### [TEXTE RETENU]
********
A l’image, et grâce à la profondeur de champ, les deux hommes semblent discuter comme de bons amis, dans le même espace. Le ton est très badin, on ironise, on se jauge, Riordan explique à sa future victime la difficulté de faire disparaître un corps, toutes les solutions sont énumérées (on retrouve l’humour macabre d’Hitchcock), il joue avec sa proie, sadiquement. Une fois que Kronin aura compris le comment, la question sera : quand ? Riordan donnera cet indice quand l'autre lui réclamera d’autres livres : « un petit volume suffira ». Sous-entendu, tu n’auras pas le temps de te lancer dans les deux tomes des Misérables…
Edward Dmytryk va distiller le suspense sur deux aspects. Quand et comment aura lieu le meurtre, et l’enquête du policier Finsbury, qui soupçonne Riordan de plus en plus d’avoir fomenté un mauvais coup. Dans leurs échanges aussi il est question de domination. A la première entrevue, Dmytryk filme Riordan en forte contre plongée, pour asseoir son pouvoir, sa supériorité face au policier qu’il considère comme un crétin. Dmytryk place une scène où les hommes discutent de trains électriques. On est dans le jeu (comme dans LE LIMIER de Mankiewicz), chacun évalue l’autre.
********
Données de reconnaissance de la structure des documents

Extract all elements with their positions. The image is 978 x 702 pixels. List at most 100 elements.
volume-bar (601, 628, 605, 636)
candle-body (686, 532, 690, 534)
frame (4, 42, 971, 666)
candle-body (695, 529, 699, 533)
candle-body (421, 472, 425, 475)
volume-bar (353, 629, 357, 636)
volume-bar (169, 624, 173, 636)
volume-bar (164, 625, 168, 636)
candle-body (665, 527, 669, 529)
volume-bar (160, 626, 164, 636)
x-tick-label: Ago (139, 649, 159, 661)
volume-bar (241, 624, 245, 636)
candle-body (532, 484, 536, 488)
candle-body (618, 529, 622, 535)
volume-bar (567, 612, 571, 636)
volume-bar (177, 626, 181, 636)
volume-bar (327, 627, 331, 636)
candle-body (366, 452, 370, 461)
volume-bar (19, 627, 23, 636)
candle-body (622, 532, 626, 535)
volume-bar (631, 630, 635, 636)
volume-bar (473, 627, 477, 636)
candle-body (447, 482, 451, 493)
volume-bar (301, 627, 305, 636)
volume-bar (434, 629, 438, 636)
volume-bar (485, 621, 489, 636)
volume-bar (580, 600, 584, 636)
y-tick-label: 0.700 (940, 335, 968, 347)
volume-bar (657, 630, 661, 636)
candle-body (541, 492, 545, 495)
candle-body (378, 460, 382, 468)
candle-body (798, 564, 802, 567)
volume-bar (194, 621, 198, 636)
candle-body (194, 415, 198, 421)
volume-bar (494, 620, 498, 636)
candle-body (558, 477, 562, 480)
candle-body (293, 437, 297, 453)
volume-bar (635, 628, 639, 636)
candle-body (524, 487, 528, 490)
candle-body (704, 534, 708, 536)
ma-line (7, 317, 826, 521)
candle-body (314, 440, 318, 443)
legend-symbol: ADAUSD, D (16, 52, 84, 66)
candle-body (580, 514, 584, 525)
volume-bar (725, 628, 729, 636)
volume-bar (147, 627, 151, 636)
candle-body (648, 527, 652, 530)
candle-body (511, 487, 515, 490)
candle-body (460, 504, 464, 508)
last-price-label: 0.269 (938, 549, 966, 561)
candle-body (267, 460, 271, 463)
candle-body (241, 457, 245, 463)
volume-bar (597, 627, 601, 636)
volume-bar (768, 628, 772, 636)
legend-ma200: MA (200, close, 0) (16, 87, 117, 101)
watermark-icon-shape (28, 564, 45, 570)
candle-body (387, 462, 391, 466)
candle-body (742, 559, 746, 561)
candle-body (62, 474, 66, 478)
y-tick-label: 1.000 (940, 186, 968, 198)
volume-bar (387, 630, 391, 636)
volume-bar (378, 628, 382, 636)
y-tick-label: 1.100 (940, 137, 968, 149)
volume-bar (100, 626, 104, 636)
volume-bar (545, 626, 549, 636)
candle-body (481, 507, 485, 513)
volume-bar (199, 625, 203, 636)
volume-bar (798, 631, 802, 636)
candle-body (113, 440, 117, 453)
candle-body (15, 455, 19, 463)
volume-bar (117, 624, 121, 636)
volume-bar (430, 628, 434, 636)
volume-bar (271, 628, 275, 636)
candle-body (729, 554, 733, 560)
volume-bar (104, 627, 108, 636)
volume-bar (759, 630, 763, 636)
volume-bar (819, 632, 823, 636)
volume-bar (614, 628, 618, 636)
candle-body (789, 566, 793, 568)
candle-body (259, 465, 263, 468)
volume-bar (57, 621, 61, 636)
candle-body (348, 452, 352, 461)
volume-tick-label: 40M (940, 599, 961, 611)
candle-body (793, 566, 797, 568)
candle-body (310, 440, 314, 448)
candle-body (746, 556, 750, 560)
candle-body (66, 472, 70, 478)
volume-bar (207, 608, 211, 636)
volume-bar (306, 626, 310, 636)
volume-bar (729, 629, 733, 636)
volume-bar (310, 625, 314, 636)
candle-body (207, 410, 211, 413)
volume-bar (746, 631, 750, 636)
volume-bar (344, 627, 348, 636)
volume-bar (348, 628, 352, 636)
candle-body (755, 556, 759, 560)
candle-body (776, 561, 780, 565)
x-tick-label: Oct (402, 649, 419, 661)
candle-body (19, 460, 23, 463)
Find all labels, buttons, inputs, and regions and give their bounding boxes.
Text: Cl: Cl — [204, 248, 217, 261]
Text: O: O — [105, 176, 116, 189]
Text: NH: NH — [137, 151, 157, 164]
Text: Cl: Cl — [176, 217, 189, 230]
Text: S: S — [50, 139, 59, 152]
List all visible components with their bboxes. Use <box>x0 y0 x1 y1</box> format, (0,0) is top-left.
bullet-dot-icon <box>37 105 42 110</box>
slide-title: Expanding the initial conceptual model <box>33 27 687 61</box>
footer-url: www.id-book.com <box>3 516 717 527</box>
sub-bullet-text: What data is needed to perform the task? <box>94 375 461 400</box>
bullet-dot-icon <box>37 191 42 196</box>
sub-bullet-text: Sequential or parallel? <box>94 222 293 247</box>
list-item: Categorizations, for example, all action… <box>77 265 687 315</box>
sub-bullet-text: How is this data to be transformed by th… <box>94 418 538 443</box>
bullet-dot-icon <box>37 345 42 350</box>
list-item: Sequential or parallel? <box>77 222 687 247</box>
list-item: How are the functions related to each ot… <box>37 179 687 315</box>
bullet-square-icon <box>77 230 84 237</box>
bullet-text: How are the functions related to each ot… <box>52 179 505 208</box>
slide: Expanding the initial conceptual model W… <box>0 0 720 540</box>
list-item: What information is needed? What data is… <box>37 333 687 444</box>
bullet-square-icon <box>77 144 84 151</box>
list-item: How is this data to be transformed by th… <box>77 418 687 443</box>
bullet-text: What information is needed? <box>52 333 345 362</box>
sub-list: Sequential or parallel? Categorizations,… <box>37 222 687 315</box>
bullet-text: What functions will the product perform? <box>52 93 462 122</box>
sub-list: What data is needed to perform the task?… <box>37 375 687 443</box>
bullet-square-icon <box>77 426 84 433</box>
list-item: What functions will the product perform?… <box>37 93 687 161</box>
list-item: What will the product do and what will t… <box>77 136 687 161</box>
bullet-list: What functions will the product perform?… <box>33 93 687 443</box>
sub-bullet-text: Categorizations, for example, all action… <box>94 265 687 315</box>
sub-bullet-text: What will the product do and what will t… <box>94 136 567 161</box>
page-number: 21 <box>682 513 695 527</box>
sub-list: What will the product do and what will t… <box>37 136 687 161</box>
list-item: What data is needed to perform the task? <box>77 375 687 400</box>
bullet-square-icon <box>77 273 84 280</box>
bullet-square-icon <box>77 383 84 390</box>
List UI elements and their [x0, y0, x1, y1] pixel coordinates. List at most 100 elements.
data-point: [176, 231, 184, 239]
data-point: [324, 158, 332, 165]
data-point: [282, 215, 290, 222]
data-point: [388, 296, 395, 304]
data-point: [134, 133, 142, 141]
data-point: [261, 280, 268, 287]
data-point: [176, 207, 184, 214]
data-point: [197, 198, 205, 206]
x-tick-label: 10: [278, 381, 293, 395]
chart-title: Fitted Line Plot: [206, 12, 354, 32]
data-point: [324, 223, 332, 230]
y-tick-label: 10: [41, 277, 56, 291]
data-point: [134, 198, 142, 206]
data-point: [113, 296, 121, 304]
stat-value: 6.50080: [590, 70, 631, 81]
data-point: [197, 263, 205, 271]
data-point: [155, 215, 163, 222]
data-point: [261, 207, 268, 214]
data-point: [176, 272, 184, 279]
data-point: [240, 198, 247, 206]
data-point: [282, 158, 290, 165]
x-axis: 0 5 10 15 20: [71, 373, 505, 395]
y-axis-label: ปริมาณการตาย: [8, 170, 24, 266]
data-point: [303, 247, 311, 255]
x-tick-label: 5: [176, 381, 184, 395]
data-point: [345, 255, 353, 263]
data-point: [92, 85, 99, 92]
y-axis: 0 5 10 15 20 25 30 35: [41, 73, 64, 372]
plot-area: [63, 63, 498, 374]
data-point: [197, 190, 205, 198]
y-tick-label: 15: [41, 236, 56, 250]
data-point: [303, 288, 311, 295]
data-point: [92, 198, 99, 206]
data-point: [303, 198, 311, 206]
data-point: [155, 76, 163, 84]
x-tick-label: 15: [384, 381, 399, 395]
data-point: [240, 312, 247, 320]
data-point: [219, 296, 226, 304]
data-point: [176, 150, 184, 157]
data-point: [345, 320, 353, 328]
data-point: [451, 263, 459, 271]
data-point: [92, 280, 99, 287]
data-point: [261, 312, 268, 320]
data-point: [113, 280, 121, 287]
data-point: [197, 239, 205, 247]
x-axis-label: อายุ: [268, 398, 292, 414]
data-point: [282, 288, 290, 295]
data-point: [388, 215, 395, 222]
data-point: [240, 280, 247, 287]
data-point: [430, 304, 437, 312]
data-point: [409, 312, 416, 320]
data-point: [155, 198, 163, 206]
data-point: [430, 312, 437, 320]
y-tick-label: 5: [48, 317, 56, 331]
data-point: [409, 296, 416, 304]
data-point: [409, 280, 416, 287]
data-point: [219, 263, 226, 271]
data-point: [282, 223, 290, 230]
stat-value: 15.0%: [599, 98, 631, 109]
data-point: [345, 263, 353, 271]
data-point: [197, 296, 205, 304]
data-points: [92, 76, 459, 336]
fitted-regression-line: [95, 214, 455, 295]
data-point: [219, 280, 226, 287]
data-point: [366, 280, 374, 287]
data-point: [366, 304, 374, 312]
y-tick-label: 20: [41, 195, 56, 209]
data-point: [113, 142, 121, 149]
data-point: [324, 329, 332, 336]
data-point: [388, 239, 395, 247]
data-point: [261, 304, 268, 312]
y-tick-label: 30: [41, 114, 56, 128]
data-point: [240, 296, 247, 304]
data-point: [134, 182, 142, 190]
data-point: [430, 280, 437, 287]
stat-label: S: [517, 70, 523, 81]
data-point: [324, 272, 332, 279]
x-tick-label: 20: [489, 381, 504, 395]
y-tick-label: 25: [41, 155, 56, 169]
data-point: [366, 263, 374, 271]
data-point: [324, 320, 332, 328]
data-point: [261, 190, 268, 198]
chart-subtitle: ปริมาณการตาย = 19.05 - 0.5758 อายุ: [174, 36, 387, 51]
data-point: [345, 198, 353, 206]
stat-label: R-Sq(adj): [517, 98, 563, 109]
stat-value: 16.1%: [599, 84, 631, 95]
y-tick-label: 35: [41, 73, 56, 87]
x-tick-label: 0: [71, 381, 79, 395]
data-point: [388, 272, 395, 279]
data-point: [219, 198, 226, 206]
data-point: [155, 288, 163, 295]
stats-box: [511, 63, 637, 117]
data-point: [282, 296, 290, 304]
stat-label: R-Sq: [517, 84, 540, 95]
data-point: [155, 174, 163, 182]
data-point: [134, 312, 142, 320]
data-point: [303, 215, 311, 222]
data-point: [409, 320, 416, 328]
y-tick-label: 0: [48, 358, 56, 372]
********
### [CONSIGNE]
Prolongez l'analyse du film d'Edward Dmytryk à partir de la dernière phrase du passage.

### [RÉPONSE OBTENUE]
On appréciera ce plan tout bête, lorsque Riordan est dérangé à son cabinet par un coup de sonnette. Il préparait des trucs louches dans son laboratoire, je n’en dis pas plus… Il ouvre, mais y’a personne sur le palier. Sauf de la fumée, sur le côté, celle qui s’échappe de la pipe du policier, qui est d’abord pris pour un colporteur, encore une similitude avec Columbo.
L’intrigue va se nourrir d’autres rebondissements, la femme de Riordan n’a pas dit son dernier mot, mais aussi son chien. Qui aura la bonne idée (ou mauvaise, c’est selon) de renifler les traces de son maître, ce qui permet à Dmytryk de filmer une filature dans le Londres encore meurtri de la guerre, avec ces terrains vagues et immeubles éventrés. Monty (c’est le cleps) aura au fur et à mesure un rôle primordial à jouer dans cette partie d’échecs machiavélique. Par moment la situation ressemble à celle de LE SILENCE DES AGNEAUX.
Ce qui est intéressant dans L’OBSÉDÉ, c’est que le spectateur est de tout cœur avec le salaud ! Adage hitchcockien : plus le méchant est réussi, plus le film l’est aussi. Le docteur Riordan se donne tellement de mal, qu’on ressent une pointe de déception à la fin, qui est plus classique, plus dans la norme. C’est en tout cas une belle mécanique criminelle, un film original, presque en huis-clos, une très belle photo noir et blanc, bien contrastée, un bon thriller qui prouve la maîtrise technique de son réalisateur.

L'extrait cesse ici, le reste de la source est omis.